A run of records
::::
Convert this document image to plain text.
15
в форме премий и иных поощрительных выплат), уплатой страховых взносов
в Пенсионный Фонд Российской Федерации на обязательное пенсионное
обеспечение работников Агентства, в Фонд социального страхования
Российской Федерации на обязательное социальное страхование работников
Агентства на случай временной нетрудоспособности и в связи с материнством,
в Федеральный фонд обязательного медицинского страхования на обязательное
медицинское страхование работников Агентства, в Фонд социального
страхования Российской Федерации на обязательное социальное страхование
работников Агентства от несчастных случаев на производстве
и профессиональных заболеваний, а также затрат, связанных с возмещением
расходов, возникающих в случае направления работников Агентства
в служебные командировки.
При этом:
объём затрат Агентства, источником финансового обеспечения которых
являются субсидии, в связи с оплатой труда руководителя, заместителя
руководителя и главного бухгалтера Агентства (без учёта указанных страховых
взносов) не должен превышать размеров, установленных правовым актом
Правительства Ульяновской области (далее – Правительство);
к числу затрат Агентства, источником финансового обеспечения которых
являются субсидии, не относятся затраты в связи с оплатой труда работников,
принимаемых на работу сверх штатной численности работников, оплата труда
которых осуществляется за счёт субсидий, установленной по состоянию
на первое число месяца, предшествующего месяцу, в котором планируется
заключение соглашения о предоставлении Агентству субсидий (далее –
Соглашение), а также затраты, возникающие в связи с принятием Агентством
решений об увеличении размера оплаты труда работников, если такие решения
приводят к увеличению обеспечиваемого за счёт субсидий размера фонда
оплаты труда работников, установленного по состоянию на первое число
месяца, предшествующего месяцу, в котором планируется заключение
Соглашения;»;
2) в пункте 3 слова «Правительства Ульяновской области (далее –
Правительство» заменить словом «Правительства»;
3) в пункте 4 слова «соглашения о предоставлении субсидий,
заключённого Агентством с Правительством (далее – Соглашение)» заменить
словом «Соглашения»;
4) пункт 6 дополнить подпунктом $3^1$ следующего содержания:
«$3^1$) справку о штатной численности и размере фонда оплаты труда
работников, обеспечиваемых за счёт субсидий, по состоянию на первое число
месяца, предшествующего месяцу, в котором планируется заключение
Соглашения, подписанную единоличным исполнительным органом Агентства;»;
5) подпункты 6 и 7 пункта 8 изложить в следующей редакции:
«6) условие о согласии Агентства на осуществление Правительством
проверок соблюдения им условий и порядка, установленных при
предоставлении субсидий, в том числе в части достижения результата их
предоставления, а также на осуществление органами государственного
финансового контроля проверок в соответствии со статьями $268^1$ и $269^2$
::::
**Aim of the exercise**
Give nothing but the count of lines in the listing above that hold the string "взносов".

**Solution to the exercise**
2